Exercise description: Extend the passage about the nanny placement company's business in 2020, starting after its last sentence.

Given passage section start

Swift says that while the company was projecting a year of growth in 2020—the business has increased every year for the past 26 years—instead she feels grateful that her company has remained relatively flat. While some areas, like sitter services for both in-home care and events like weddings, have drastically decreased (for obvious reasons), other parts of the business are booming—especially part-time placements, which include caretakers who are overseeing remote learning or facilitating educational pods. “Families are afraid to commit to too long of a commitment, because they don’t know when things are going to change or when their kids will go back to school,” Swift says. “So instead of hiring a nanny for a year, which is most of our placements, people are wanting to hire a nanny for three months or six months. And people are wanting to hire a nanny for four hours a day.”

Given passage section end
Source information section start

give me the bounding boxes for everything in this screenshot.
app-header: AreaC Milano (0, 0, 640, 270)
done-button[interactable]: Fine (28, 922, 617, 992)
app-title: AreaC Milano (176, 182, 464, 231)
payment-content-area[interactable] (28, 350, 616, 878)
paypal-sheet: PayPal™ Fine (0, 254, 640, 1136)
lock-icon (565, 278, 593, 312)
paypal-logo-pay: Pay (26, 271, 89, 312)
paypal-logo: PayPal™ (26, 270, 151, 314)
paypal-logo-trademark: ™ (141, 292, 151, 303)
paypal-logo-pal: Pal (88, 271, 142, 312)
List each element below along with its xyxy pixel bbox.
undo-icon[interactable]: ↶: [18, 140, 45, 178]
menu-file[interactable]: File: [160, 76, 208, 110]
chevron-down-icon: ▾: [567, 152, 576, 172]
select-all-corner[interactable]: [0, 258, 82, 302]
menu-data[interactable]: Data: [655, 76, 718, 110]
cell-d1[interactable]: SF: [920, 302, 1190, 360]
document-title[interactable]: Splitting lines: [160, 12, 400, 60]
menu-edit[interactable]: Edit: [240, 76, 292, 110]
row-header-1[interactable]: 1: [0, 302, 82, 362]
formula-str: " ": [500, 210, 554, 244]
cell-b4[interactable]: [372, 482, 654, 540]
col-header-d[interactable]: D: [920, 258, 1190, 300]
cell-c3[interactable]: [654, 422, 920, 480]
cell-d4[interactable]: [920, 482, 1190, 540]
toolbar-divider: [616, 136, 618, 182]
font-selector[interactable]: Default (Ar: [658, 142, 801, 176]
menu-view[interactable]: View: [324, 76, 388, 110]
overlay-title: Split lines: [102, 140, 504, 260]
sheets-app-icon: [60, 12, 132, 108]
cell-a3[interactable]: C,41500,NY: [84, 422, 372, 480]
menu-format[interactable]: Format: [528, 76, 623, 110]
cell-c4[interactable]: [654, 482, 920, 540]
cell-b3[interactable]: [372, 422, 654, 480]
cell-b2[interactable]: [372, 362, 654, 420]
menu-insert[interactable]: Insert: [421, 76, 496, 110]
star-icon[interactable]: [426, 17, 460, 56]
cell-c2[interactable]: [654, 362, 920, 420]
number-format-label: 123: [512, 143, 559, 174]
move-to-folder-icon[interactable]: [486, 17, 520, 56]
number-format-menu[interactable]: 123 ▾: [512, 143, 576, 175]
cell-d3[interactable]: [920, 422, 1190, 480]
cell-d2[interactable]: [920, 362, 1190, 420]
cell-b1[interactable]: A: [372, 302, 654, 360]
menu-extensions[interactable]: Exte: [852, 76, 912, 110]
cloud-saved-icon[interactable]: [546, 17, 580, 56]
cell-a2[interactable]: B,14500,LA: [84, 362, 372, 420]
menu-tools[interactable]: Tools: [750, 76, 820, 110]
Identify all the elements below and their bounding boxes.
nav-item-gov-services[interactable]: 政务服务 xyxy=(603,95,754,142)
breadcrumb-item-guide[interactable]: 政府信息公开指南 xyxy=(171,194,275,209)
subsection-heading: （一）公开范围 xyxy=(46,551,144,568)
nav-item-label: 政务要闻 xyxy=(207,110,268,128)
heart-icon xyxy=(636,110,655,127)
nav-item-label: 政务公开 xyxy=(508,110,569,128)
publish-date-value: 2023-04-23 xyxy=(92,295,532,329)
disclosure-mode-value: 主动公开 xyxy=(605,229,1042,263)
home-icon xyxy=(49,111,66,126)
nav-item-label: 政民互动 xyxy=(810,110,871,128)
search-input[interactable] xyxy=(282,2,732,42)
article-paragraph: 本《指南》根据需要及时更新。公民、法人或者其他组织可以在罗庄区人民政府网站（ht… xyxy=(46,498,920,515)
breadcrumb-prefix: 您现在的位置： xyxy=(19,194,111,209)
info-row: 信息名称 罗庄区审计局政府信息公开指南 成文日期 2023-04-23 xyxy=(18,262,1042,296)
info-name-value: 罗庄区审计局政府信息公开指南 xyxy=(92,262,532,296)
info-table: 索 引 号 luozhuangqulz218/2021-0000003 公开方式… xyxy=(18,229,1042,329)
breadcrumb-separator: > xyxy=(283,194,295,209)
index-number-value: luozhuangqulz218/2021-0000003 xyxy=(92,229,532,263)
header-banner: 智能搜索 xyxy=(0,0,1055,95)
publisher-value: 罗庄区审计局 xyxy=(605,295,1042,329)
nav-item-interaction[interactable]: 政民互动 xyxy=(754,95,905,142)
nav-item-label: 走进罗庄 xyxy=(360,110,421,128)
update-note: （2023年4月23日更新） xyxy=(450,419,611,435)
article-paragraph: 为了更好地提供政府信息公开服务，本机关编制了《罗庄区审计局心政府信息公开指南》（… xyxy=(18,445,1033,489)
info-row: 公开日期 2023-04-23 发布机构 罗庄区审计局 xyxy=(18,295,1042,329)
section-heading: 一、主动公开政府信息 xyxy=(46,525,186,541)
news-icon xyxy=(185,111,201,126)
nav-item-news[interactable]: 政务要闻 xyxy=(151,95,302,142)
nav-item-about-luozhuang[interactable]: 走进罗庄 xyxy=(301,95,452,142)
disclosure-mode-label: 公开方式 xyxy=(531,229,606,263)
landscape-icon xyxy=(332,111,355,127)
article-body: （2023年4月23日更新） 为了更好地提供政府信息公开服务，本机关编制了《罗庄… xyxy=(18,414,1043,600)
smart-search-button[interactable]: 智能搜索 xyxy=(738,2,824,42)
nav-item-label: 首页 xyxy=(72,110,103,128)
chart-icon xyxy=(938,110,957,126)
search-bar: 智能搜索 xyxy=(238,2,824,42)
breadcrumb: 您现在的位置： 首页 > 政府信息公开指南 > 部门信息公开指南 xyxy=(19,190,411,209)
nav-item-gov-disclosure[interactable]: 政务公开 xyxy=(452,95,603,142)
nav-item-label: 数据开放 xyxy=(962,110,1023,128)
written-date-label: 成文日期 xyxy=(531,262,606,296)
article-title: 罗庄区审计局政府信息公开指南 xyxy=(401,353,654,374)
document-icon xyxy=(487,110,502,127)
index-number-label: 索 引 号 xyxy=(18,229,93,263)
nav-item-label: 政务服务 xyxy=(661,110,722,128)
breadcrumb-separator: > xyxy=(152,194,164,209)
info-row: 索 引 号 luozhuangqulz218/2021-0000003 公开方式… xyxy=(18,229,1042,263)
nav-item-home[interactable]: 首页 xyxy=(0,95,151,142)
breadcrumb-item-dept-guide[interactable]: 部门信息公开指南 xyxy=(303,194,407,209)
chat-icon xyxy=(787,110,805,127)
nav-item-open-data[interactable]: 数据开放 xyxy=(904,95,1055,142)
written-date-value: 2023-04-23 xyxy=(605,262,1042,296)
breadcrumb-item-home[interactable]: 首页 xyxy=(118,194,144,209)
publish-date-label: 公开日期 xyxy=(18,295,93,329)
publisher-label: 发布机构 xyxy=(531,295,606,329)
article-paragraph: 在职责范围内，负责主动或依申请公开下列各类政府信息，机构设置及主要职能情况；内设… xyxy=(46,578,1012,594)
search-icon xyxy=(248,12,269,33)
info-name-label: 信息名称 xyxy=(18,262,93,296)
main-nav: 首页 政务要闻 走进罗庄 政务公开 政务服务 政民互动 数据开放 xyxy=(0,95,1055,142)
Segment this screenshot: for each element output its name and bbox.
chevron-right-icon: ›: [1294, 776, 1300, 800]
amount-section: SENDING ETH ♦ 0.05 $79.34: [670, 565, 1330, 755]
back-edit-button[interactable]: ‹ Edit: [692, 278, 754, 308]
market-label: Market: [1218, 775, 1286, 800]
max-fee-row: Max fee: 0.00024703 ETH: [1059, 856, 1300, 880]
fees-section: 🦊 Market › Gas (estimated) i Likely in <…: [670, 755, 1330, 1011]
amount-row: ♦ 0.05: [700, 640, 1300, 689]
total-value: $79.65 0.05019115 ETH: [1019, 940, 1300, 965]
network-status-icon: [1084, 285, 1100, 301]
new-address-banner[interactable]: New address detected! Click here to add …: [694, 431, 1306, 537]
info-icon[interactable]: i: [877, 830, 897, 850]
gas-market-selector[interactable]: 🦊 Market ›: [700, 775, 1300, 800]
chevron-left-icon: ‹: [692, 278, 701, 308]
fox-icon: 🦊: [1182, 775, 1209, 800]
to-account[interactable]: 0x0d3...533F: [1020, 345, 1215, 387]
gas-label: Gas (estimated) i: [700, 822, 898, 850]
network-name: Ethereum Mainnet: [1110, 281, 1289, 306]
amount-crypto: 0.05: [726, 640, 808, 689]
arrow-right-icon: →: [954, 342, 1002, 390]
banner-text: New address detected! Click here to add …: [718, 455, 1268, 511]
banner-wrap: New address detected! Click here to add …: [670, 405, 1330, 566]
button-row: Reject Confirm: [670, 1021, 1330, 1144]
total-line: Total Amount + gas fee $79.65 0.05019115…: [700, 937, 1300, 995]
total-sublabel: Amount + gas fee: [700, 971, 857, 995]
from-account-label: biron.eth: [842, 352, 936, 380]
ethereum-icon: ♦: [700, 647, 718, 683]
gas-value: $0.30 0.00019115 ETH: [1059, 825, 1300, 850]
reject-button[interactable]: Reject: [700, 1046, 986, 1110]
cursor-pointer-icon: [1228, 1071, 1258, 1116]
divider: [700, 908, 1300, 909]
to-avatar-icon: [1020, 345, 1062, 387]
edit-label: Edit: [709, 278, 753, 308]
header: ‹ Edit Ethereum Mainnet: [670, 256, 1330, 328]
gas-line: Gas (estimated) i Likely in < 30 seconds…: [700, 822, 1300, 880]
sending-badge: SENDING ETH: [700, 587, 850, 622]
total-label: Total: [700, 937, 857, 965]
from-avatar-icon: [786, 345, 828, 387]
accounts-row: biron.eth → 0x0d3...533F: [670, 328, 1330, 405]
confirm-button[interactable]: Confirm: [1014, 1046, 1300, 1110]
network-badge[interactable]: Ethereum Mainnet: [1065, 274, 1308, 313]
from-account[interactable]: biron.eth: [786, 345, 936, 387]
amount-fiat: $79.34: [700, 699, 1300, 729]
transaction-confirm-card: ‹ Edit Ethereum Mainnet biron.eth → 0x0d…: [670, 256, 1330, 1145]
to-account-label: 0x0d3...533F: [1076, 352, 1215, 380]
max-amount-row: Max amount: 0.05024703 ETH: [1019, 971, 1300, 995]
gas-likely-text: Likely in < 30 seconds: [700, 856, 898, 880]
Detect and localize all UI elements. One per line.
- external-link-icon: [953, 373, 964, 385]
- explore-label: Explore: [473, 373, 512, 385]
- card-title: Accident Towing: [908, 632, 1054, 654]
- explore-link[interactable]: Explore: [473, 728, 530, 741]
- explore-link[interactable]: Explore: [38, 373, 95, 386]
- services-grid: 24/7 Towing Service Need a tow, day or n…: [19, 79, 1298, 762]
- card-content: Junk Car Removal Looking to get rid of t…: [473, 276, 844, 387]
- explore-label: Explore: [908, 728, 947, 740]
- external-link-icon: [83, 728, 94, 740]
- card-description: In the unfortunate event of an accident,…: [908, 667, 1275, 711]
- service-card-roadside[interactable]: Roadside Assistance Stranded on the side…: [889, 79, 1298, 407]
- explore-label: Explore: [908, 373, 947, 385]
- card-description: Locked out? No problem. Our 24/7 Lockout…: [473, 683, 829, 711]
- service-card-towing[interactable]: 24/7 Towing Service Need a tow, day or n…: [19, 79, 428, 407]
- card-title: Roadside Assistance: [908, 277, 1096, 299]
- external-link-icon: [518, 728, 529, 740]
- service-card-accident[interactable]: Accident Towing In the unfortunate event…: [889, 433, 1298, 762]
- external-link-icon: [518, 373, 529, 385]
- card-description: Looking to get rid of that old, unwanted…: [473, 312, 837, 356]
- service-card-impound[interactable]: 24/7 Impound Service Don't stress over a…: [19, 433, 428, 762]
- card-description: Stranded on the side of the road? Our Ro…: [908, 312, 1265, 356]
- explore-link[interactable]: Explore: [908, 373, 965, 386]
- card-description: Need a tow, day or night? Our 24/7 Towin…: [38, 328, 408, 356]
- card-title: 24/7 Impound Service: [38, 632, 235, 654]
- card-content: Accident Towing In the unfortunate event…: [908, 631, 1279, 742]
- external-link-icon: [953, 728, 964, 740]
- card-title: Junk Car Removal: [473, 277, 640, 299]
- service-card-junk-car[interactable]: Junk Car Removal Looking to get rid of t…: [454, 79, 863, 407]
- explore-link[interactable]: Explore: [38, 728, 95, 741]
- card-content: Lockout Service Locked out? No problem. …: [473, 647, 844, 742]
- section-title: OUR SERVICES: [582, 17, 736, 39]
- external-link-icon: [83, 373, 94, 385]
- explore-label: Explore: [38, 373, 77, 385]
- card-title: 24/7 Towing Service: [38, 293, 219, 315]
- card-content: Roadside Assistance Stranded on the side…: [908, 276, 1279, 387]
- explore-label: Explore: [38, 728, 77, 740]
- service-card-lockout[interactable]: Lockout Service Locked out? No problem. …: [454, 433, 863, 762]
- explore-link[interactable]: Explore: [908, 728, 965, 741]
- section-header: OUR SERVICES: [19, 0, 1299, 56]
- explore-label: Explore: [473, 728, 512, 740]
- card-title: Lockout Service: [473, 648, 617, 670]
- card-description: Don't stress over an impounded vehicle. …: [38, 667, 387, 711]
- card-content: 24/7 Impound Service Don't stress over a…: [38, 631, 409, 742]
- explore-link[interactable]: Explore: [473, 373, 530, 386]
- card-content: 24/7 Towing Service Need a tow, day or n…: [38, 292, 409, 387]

Source information section end

Output of the exercise:
Families who can afford to hire a nanny can find one—it just takes time and money (Swift says average rates hover between $18 and $25 per hour for nannies, depending on area and experience, and can reach up to $50 per hour for in-home, private educators). But with nearly 50 percent of Colorado households experiencing reduced income due to the pandemic, Franko notes that for many families, any form of childcare is currently out of reach. “Parents even more now cannot afford to pay additional for childcare, when many families are losing jobs or are having a reduction in income,” Franko says. “And that’s far worse for families of color, and second-language families.”
For providers, there may be some relief in sight. In December’s special legislative session, the Colorado General Assembly passed a bill to provide $45 million in aid to childcare centers, in effort to help them keep their doors open or even expand as the pandemic continues. As for families, the Colorado Child Care Assistance Program provides subsidies for those who qualify. Franko also recommends that families connect with their local Child Care Resource and Referral agencies, which create and update databases of available resources.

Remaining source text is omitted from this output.